══ Recorded information ══

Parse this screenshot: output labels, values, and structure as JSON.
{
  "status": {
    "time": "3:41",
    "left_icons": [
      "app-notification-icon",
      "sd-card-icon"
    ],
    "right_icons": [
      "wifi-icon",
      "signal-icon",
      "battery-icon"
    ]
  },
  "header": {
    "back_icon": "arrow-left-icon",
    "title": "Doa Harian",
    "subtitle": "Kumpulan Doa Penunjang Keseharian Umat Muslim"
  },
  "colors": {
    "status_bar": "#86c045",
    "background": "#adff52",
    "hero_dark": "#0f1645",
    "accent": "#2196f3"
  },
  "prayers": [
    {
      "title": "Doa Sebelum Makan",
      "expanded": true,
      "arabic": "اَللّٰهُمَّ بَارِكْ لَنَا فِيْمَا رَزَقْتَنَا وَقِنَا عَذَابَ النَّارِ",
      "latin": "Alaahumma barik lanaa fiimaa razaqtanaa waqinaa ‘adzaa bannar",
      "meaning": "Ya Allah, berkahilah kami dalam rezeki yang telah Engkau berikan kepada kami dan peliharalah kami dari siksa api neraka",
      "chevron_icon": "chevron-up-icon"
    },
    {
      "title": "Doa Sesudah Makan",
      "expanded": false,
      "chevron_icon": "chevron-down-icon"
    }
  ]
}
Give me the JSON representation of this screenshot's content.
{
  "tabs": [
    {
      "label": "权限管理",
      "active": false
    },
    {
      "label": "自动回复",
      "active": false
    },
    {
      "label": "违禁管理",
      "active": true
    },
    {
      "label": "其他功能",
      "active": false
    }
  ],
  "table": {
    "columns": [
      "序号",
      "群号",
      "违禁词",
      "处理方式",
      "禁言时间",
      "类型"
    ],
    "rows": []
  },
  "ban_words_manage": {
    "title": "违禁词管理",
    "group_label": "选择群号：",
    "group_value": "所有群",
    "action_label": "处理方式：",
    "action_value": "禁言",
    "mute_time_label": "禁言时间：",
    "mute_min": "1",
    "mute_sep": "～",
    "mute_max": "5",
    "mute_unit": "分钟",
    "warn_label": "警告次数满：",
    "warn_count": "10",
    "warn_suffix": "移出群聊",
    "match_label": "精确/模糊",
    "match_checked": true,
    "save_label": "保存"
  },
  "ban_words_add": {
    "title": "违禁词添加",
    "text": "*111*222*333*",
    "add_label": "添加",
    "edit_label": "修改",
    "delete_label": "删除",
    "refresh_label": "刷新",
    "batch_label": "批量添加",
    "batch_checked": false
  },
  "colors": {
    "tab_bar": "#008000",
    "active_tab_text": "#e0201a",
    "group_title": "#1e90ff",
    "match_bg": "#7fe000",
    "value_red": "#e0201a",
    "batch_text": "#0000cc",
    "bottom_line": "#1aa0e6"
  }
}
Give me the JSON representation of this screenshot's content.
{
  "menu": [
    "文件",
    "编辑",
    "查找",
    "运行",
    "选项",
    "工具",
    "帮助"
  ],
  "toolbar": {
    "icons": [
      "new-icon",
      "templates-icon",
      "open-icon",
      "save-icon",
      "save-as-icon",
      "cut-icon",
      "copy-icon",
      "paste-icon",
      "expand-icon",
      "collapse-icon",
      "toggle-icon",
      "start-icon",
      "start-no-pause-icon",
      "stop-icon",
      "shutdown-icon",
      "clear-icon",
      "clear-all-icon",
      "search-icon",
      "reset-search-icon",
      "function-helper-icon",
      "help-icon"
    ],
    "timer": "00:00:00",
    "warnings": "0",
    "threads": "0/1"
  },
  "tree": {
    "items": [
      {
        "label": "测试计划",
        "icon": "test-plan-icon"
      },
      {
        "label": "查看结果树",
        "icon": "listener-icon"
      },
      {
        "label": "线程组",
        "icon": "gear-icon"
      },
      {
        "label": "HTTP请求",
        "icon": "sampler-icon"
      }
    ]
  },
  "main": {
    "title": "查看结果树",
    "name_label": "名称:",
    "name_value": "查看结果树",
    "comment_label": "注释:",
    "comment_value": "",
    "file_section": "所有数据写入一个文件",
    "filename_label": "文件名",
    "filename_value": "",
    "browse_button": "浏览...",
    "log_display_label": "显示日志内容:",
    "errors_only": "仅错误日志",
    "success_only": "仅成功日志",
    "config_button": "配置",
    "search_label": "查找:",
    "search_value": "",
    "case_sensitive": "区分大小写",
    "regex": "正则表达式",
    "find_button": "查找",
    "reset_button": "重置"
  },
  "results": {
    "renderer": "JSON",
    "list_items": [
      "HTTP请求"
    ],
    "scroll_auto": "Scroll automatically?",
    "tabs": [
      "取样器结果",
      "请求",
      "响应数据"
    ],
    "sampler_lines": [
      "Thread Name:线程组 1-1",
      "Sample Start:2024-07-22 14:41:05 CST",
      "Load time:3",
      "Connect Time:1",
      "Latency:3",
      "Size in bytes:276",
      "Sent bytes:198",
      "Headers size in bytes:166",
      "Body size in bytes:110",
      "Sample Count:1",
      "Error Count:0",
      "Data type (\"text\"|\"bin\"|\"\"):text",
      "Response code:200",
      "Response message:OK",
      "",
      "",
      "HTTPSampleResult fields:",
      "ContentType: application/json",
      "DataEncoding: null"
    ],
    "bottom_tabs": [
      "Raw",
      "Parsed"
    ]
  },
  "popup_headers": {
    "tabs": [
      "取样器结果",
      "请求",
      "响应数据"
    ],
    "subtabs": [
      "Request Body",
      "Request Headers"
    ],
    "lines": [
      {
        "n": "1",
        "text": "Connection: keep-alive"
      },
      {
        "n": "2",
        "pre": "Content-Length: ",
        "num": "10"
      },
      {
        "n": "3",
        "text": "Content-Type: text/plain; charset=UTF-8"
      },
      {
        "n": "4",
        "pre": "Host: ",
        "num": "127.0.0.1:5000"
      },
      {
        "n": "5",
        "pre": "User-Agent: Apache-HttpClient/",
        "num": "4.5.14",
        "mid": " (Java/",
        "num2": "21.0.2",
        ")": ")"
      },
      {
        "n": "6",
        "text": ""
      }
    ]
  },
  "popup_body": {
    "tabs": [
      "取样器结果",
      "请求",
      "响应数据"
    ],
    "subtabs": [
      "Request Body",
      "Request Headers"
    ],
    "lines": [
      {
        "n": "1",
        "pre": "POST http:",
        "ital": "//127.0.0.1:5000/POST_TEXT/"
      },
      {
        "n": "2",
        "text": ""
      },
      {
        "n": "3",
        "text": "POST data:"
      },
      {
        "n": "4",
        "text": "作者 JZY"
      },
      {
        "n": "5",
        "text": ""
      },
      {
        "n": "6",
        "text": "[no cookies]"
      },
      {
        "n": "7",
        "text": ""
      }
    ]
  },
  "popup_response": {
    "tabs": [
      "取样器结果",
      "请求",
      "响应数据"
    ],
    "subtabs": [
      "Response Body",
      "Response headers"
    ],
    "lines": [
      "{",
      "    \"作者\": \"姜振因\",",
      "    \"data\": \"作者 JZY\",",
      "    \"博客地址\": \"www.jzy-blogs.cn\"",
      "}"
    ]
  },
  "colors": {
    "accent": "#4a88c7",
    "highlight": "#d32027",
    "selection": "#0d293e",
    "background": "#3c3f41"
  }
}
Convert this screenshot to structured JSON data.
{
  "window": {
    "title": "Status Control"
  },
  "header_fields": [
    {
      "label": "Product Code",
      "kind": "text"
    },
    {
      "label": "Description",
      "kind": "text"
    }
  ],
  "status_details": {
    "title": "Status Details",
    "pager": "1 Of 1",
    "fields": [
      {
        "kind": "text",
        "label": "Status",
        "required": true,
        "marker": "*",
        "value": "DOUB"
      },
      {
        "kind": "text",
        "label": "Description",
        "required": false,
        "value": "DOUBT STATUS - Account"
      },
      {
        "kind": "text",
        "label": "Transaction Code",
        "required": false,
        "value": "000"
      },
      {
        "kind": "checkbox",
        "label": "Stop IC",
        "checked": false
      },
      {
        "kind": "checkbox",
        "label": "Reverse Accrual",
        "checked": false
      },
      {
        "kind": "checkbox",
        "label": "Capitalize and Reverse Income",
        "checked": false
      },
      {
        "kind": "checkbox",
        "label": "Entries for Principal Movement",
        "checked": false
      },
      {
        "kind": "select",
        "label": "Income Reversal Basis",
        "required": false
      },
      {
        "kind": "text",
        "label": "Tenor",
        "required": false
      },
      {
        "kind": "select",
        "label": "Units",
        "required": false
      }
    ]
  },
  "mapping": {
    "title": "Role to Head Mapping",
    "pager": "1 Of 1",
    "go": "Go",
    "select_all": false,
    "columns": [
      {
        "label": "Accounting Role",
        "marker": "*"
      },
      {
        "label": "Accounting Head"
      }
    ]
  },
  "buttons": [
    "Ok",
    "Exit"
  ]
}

═══

Directions for this task = Leave out every line before the one containing "Convert this screenshot"; set down that line and all remaining lines of the material exactly.

Expected answer =
Convert this screenshot to structured JSON data.
{
  "window": {
    "title": "Status Control"
  },
  "header_fields": [
    {
      "label": "Product Code",
      "kind": "text"
    },
    {
      "label": "Description",
      "kind": "text"
    }
  ],
  "status_details": {
    "title": "Status Details",
    "pager": "1 Of 1",
    "fields": [
      {
        "kind": "text",
        "label": "Status",
        "required": true,
        "marker": "*",
        "value": "DOUB"
      },
      {
        "kind": "text",
        "label": "Description",
        "required": false,
        "value": "DOUBT STATUS - Account"
      },
      {
        "kind": "text",
        "label": "Transaction Code",
        "required": false,
        "value": "000"
      },
      {
        "kind": "checkbox",
        "label": "Stop IC",
        "checked": false
      },
      {
        "kind": "checkbox",
        "label": "Reverse Accrual",
        "checked": false
      },
      {
        "kind": "checkbox",
        "label": "Capitalize and Reverse Income",
        "checked": false
      },
      {
        "kind": "checkbox",
        "label": "Entries for Principal Movement",
        "checked": false
      },
      {
        "kind": "select",
        "label": "Income Reversal Basis",
        "required": false
      },
      {
        "kind": "text",
        "label": "Tenor",
        "required": false
      },
      {
        "kind": "select",
        "label": "Units",
        "required": false
      }
    ]
  },
  "mapping": {
    "title": "Role to Head Mapping",
    "pager": "1 Of 1",
    "go": "Go",
    "select_all": false,
    "columns": [
      {
        "label": "Accounting Role",
        "marker": "*"
      },
      {
        "label": "Accounting Head"
      }
    ]
  },
  "buttons": [
    "Ok",
    "Exit"
  ]
}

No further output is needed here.